Excerpt:
★ ★ ★ ★

Outside of business interruption, cyber risks and natural catastrophes there are a number of other risks worrying businesses. Among these are changes in legislation and regulation, market developments, fire & explosion, new technologies, climate change, loss of reputation or brand value and shortage of skilled workforce.

2018 was a turning point for global trade, according to Ludovic Subran, Chief Economist of Euler Hermes and Deputy Chief Economist of Allianz. US tariffs went up to 5.2% from 3.5%, bringing them back to the mid-80s and breaking with a history of preferring more sophisticated protectionism, such as regulation, over tariffs. Yet, the end-of-year trade truce with China is only postponing growing US-China rivalry as the backdrop for multinationals in 2019. As multilateral institutions struggle for a second wind, the rules of the games will be different for companies according to their shareholders, their location or the market they are after.

Some countries have beefed up anti-acquisition legislations (USA, France and Germany), others fear further sanctions (Russia, Iran and Cuba). Supply chains are at risk, and trade diversion starts to be a conversation in the boardroom to avoid negative effects of the new trade regime. In the meantime, in Europe, for example, member states have signed new free-trade agreements (the EU with Canada and Japan) and tried to reinforce their core. In 2019, risks loom for Europe with tense elections, fewer growth prospects for the Euro-zone and Brexit fatigue. What looks like a soft landing could become a forced landing if negative political outcomes and surprising regulatory moves spook investors and companies.

2018 was marked by record volatility, divergence and surprises. 2019 should be under the same auspices, says Ludovic Subran, Chief Economist of Euler Hermes and Deputy Chief Economist of Allianz. Last year high US growth entailed tighter financing conditions especially in emerging markets. Oil prices also ranged between $57/bbl and $87/bbl, creating negative surprises for oil importers over the fall.

Divergence between the US and the rest of the world was very visible with higher growth in the US contrasting with the slowdown in Europe and Asia. Financial markets also went through rough rides as surprises on data breaches and negative news on zombie companies (highly indebted compared to their profits) corrected stock prices. In addition, multinationals, especially exporters, were negatively perceived in the context of trade wars. For example, automotive companies have been through a perfect storm: mobility disruption, trade war, and regulatory shocks. Through 2019, the cost of uncertainty will prevail, as well as rapidly changing political backdrops and possibly the return of risk of expropriation and confiscation. Market consolidation continues in vulnerable sectors (energy, machinery and equipment, retail).

Insurance industry loss research by AGCS shows that fire and explosion incidents cause the largest claims for insurers and the businesses they cover. Such events account for almost a quarter (24%) of the value of more than 470,000 corporate insurance industry claims analyzed over a five-year period up to 2018, compared with the second major cause of loss which is aviation collision/crash (14%)1.

This means that fire and explosion incidents such as building/factory fires, electrical fires and gas explosions (but not including wildfires) have caused in excess of €14bn ($15.9bn) worth of insurance losses from more than 9,500 claims and are responsible for more than half (11) of the 20 largest non-natural catastrophe loss events analyzed over the past five years. As industries such as manufacturing have become more efficient, values at risk per square meter have risen exponentially meaning claims and losses are much more expensive than a decade ago. Even the average claim from a fire/explosion incident totals almost €1.5mn at €1.47mn today.

★ ★ ★ ★

Problem 1:
In the business risk excerpt, what share of the value of the corporate insurance claims analyzed came from fire and explosion incidents?

Extracted records
★ ★ ★ ★

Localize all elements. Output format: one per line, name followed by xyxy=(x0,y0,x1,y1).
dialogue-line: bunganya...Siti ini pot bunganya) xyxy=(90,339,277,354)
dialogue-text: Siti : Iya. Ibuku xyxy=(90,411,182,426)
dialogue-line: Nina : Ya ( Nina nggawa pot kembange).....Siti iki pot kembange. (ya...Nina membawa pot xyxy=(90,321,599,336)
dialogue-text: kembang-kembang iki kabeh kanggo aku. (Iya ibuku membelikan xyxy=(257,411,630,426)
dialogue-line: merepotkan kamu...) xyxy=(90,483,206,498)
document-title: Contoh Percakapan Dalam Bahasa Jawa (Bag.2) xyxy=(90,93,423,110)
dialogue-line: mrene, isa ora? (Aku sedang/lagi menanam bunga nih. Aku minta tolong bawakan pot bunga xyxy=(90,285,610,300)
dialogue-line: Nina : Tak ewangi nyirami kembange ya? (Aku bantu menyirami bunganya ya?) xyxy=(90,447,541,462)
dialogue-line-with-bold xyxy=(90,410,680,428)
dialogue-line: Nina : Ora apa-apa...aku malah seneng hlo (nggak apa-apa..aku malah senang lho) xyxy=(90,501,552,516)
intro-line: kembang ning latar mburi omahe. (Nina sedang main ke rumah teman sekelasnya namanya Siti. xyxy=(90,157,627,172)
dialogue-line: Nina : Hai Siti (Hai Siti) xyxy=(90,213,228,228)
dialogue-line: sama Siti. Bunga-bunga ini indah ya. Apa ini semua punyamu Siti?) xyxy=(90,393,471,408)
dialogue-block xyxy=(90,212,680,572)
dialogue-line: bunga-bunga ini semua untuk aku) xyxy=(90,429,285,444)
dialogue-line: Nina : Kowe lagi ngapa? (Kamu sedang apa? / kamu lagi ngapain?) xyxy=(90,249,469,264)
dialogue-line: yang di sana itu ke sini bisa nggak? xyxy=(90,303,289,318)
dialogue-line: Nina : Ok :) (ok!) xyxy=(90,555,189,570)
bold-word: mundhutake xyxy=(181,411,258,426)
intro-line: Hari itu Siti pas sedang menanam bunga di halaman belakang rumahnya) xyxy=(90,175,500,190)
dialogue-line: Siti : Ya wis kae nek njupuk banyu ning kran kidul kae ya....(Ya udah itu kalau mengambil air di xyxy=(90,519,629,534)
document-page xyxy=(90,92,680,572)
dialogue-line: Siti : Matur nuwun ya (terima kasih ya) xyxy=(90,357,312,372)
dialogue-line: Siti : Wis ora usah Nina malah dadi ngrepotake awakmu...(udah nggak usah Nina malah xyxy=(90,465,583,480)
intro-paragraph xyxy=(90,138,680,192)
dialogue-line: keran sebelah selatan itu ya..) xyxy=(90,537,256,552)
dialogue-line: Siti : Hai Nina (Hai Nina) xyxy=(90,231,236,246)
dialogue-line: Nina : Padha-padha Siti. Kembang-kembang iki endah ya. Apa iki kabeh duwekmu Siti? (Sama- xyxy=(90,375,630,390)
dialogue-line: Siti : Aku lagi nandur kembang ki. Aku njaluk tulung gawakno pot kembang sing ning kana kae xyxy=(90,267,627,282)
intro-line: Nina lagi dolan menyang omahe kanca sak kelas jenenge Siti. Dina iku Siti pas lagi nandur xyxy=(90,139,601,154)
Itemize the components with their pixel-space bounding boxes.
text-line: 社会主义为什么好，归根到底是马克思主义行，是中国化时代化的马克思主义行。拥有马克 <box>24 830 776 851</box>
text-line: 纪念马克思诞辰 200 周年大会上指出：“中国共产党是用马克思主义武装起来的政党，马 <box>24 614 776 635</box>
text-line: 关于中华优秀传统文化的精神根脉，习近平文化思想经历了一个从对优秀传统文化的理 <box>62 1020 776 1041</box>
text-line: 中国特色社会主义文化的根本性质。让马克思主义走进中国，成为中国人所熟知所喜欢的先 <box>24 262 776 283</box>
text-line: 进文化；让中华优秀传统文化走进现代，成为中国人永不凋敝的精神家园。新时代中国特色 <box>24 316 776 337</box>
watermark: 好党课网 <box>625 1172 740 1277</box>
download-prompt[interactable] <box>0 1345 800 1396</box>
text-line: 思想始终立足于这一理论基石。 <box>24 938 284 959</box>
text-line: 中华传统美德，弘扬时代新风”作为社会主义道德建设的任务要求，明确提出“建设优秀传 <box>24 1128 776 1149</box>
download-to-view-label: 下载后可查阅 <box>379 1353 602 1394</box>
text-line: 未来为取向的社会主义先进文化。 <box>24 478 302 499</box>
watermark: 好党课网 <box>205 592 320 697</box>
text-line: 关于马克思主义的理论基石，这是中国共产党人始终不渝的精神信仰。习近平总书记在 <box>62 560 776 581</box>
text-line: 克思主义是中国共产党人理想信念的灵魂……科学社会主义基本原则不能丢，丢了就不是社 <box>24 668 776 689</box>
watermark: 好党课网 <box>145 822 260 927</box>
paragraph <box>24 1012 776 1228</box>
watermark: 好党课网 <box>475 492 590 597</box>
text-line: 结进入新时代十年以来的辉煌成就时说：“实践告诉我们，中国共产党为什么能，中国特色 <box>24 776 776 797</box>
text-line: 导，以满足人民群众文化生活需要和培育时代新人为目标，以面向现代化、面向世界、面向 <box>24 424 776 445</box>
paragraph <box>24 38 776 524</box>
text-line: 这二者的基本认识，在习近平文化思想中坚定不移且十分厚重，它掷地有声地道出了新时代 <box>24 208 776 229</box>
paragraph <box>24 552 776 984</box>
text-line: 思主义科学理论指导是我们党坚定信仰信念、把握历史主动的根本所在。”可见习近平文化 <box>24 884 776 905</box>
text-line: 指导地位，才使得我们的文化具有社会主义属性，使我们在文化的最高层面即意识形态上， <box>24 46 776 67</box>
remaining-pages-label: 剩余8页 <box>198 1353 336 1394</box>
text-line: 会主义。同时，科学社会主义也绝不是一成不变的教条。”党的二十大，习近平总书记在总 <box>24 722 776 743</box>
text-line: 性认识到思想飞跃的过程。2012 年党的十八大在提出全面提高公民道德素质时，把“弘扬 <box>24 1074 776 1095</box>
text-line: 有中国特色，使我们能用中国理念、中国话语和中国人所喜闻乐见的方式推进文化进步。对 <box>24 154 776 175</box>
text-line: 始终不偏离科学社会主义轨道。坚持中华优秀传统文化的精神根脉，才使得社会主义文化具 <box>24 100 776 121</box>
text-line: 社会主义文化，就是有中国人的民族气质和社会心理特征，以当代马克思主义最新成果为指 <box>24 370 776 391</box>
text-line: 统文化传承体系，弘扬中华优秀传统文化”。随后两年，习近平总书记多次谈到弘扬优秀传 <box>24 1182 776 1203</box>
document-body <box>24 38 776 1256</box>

★ ★ ★ ★

Problem 2:
Pull out every line of the records that contains the string "kamu", treating uppercase and lowercase as different.

Full answer 1:
Almost a quarter (24%).

Full answer 2:
dialogue-line: merepotkan kamu...) xyxy=(90,483,206,498)
dialogue-line: Nina : Kowe lagi ngapa? (Kamu sedang apa? / kamu lagi ngapain?) xyxy=(90,249,469,264)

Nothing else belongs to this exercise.